What this task involves:
Without the pictures, output the records below word for word.

Data:
+===+
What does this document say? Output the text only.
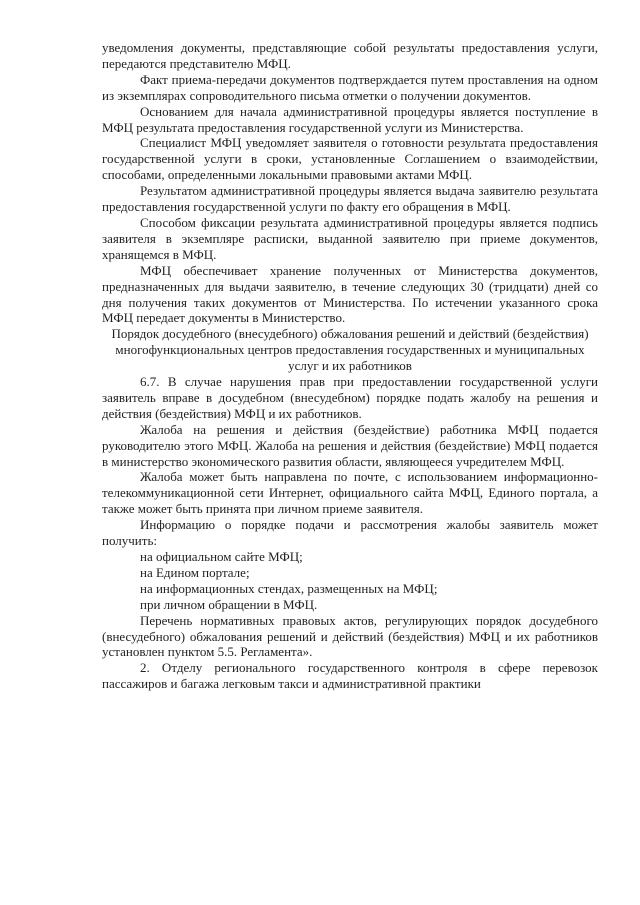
уведомления документы, представляющие собой результаты предоставления услуги, передаются представителю МФЦ.

Факт приема-передачи документов подтверждается путем проставления на одном из экземплярах сопроводительного письма отметки о получении документов.

Основанием для начала административной процедуры является поступление в МФЦ результата предоставления государственной услуги из Министерства.

Специалист МФЦ уведомляет заявителя о готовности результата предоставления государственной услуги в сроки, установленные Соглашением о взаимодействии, способами, определенными локальными правовыми актами МФЦ.

Результатом административной процедуры является выдача заявителю результата предоставления государственной услуги по факту его обращения в МФЦ.

Способом фиксации результата административной процедуры является подпись заявителя в экземпляре расписки, выданной заявителю при приеме документов, хранящемся в МФЦ.

МФЦ обеспечивает хранение полученных от Министерства документов, предназначенных для выдачи заявителю, в течение следующих 30 (тридцати) дней со дня получения таких документов от Министерства. По истечении указанного срока МФЦ передает документы в Министерство.

Порядок досудебного (внесудебного) обжалования решений и действий (бездействия) многофункциональных центров предоставления государственных и муниципальных услуг и их работников

6.7. В случае нарушения прав при предоставлении государственной услуги заявитель вправе в досудебном (внесудебном) порядке подать жалобу на решения и действия (бездействия) МФЦ и их работников.

Жалоба на решения и действия (бездействие) работника МФЦ подается руководителю этого МФЦ. Жалоба на решения и действия (бездействие) МФЦ подается в министерство экономического развития области, являющееся учредителем МФЦ.

Жалоба может быть направлена по почте, с использованием информационно-телекоммуникационной сети Интернет, официального сайта МФЦ, Единого портала, а также может быть принята при личном приеме заявителя.

Информацию о порядке подачи и рассмотрения жалобы заявитель может получить:

на официальном сайте МФЦ;

на Едином портале;

на информационных стендах, размещенных на МФЦ;

при личном обращении в МФЦ.

Перечень нормативных правовых актов, регулирующих порядок досудебного (внесудебного) обжалования решений и действий (бездействия) МФЦ и их работников установлен пунктом 5.5. Регламента».

2. Отделу регионального государственного контроля в сфере перевозок пассажиров и багажа легковым такси и административной практики
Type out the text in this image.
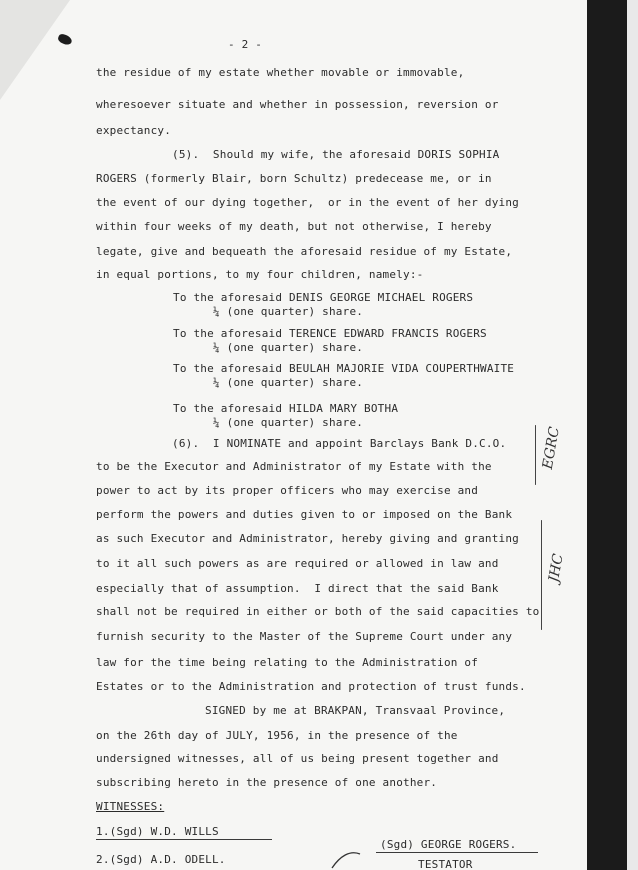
- 2 -
the residue of my estate whether movable or immovable,
wheresoever situate and whether in possession, reversion or
expectancy.
(5).  Should my wife, the aforesaid DORIS SOPHIA
ROGERS (formerly Blair, born Schultz) predecease me, or in
the event of our dying together,  or in the event of her dying
within four weeks of my death, but not otherwise, I hereby
legate, give and bequeath the aforesaid residue of my Estate,
in equal portions, to my four children, namely:-
To the aforesaid DENIS GEORGE MICHAEL ROGERS
¼ (one quarter) share.
To the aforesaid TERENCE EDWARD FRANCIS ROGERS
¼ (one quarter) share.
To the aforesaid BEULAH MAJORIE VIDA COUPERTHWAITE
¼ (one quarter) share.
To the aforesaid HILDA MARY BOTHA
¼ (one quarter) share.
(6).  I NOMINATE and appoint Barclays Bank D.C.O.
to be the Executor and Administrator of my Estate with the
power to act by its proper officers who may exercise and
perform the powers and duties given to or imposed on the Bank
as such Executor and Administrator, hereby giving and granting
to it all such powers as are required or allowed in law and
especially that of assumption.  I direct that the said Bank
shall not be required in either or both of the said capacities to
furnish security to the Master of the Supreme Court under any
law for the time being relating to the Administration of
Estates or to the Administration and protection of trust funds.
SIGNED by me at BRAKPAN, Transvaal Province,
on the 26th day of JULY, 1956, in the presence of the
undersigned witnesses, all of us being present together and
subscribing hereto in the presence of one another.
WITNESSES:
1.(Sgd) W.D. WILLS
2.(Sgd) A.D. ODELL.
(Sgd) GEORGE ROGERS.
TESTATOR
EGRC
JHC
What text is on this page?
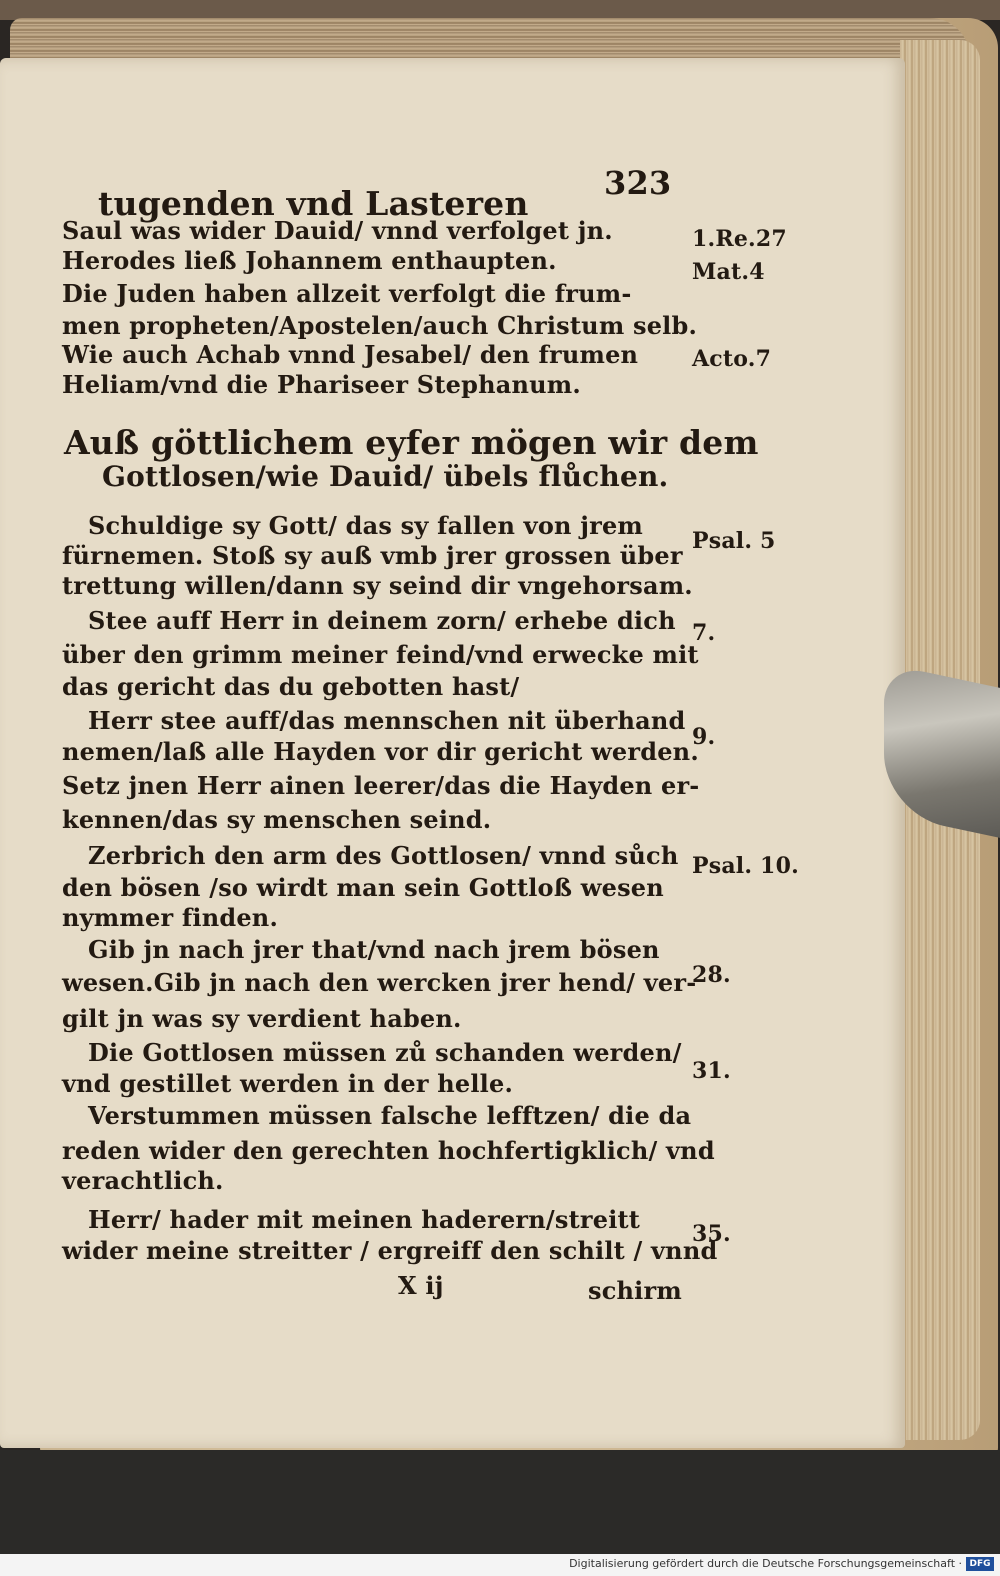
tugenden vnd Lasteren
323
Saul was wider Dauid/ vnnd verfolget jn.
Herodes ließ Johannem enthaupten.
Die Juden haben allzeit verfolgt die frum-
men propheten/Apostelen/auch Christum selb.
Wie auch Achab vnnd Jesabel/ den frumen
Heliam/vnd die Phariseer Stephanum.
1.Re.27
Mat.4
Acto.7
Auß göttlichem eyfer mögen wir dem
Gottlosen/wie Dauid/ übels flůchen.
Schuldige sy Gott/ das sy fallen von jrem
fürnemen. Stoß sy auß vmb jrer grossen über
trettung willen/dann sy seind dir vngehorsam.
Stee auff Herr in deinem zorn/ erhebe dich
über den grimm meiner feind/vnd erwecke mit
das gericht das du gebotten hast/
Herr stee auff/das mennschen nit überhand
nemen/laß alle Hayden vor dir gericht werden.
Setz jnen Herr ainen leerer/das die Hayden er-
kennen/das sy menschen seind.
Zerbrich den arm des Gottlosen/ vnnd sůch
den bösen /so wirdt man sein Gottloß wesen
nymmer finden.
Gib jn nach jrer that/vnd nach jrem bösen
wesen.Gib jn nach den wercken jrer hend/ ver-
gilt jn was sy verdient haben.
Die Gottlosen müssen zů schanden werden/
vnd gestillet werden in der helle.
Verstummen müssen falsche lefftzen/ die da
reden wider den gerechten hochfertigklich/ vnd
verachtlich.
Herr/ hader mit meinen haderern/streitt
wider meine streitter / ergreiff den schilt / vnnd
Psal. 5
7.
9.
Psal. 10.
28.
31.
35.
X ij	schirm
Digitalisierung gefördert durch die Deutsche Forschungsgemeinschaft · DFG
+===+
The result:
What does this document say? Output the text only.
уведомления документы, представляющие собой результаты предоставления услуги, передаются представителю МФЦ.

Факт приема-передачи документов подтверждается путем проставления на одном из экземплярах сопроводительного письма отметки о получении документов.

Основанием для начала административной процедуры является поступление в МФЦ результата предоставления государственной услуги из Министерства.

Специалист МФЦ уведомляет заявителя о готовности результата предоставления государственной услуги в сроки, установленные Соглашением о взаимодействии, способами, определенными локальными правовыми актами МФЦ.

Результатом административной процедуры является выдача заявителю результата предоставления государственной услуги по факту его обращения в МФЦ.

Способом фиксации результата административной процедуры является подпись заявителя в экземпляре расписки, выданной заявителю при приеме документов, хранящемся в МФЦ.

МФЦ обеспечивает хранение полученных от Министерства документов, предназначенных для выдачи заявителю, в течение следующих 30 (тридцати) дней со дня получения таких документов от Министерства. По истечении указанного срока МФЦ передает документы в Министерство.

Порядок досудебного (внесудебного) обжалования решений и действий (бездействия) многофункциональных центров предоставления государственных и муниципальных услуг и их работников

6.7. В случае нарушения прав при предоставлении государственной услуги заявитель вправе в досудебном (внесудебном) порядке подать жалобу на решения и действия (бездействия) МФЦ и их работников.

Жалоба на решения и действия (бездействие) работника МФЦ подается руководителю этого МФЦ. Жалоба на решения и действия (бездействие) МФЦ подается в министерство экономического развития области, являющееся учредителем МФЦ.

Жалоба может быть направлена по почте, с использованием информационно-телекоммуникационной сети Интернет, официального сайта МФЦ, Единого портала, а также может быть принята при личном приеме заявителя.

Информацию о порядке подачи и рассмотрения жалобы заявитель может получить:

на официальном сайте МФЦ;

на Едином портале;

на информационных стендах, размещенных на МФЦ;

при личном обращении в МФЦ.

Перечень нормативных правовых актов, регулирующих порядок досудебного (внесудебного) обжалования решений и действий (бездействия) МФЦ и их работников установлен пунктом 5.5. Регламента».

2. Отделу регионального государственного контроля в сфере перевозок пассажиров и багажа легковым такси и административной практики
Type out the text in this image.
- 2 -
the residue of my estate whether movable or immovable,
wheresoever situate and whether in possession, reversion or
expectancy.
(5).  Should my wife, the aforesaid DORIS SOPHIA
ROGERS (formerly Blair, born Schultz) predecease me, or in
the event of our dying together,  or in the event of her dying
within four weeks of my death, but not otherwise, I hereby
legate, give and bequeath the aforesaid residue of my Estate,
in equal portions, to my four children, namely:-
To the aforesaid DENIS GEORGE MICHAEL ROGERS
¼ (one quarter) share.
To the aforesaid TERENCE EDWARD FRANCIS ROGERS
¼ (one quarter) share.
To the aforesaid BEULAH MAJORIE VIDA COUPERTHWAITE
¼ (one quarter) share.
To the aforesaid HILDA MARY BOTHA
¼ (one quarter) share.
(6).  I NOMINATE and appoint Barclays Bank D.C.O.
to be the Executor and Administrator of my Estate with the
power to act by its proper officers who may exercise and
perform the powers and duties given to or imposed on the Bank
as such Executor and Administrator, hereby giving and granting
to it all such powers as are required or allowed in law and
especially that of assumption.  I direct that the said Bank
shall not be required in either or both of the said capacities to
furnish security to the Master of the Supreme Court under any
law for the time being relating to the Administration of
Estates or to the Administration and protection of trust funds.
SIGNED by me at BRAKPAN, Transvaal Province,
on the 26th day of JULY, 1956, in the presence of the
undersigned witnesses, all of us being present together and
subscribing hereto in the presence of one another.
WITNESSES:
1.(Sgd) W.D. WILLS
2.(Sgd) A.D. ODELL.
(Sgd) GEORGE ROGERS.
TESTATOR
EGRC
JHC
What text is on this page?
tugenden vnd Lasteren
323
Saul was wider Dauid/ vnnd verfolget jn.
Herodes ließ Johannem enthaupten.
Die Juden haben allzeit verfolgt die frum-
men propheten/Apostelen/auch Christum selb.
Wie auch Achab vnnd Jesabel/ den frumen
Heliam/vnd die Phariseer Stephanum.
1.Re.27
Mat.4
Acto.7
Auß göttlichem eyfer mögen wir dem
Gottlosen/wie Dauid/ übels flůchen.
Schuldige sy Gott/ das sy fallen von jrem
fürnemen. Stoß sy auß vmb jrer grossen über
trettung willen/dann sy seind dir vngehorsam.
Stee auff Herr in deinem zorn/ erhebe dich
über den grimm meiner feind/vnd erwecke mit
das gericht das du gebotten hast/
Herr stee auff/das mennschen nit überhand
nemen/laß alle Hayden vor dir gericht werden.
Setz jnen Herr ainen leerer/das die Hayden er-
kennen/das sy menschen seind.
Zerbrich den arm des Gottlosen/ vnnd sůch
den bösen /so wirdt man sein Gottloß wesen
nymmer finden.
Gib jn nach jrer that/vnd nach jrem bösen
wesen.Gib jn nach den wercken jrer hend/ ver-
gilt jn was sy verdient haben.
Die Gottlosen müssen zů schanden werden/
vnd gestillet werden in der helle.
Verstummen müssen falsche lefftzen/ die da
reden wider den gerechten hochfertigklich/ vnd
verachtlich.
Herr/ hader mit meinen haderern/streitt
wider meine streitter / ergreiff den schilt / vnnd
Psal. 5
7.
9.
Psal. 10.
28.
31.
35.
X ij	schirm
Digitalisierung gefördert durch die Deutsche Forschungsgemeinschaft · DFG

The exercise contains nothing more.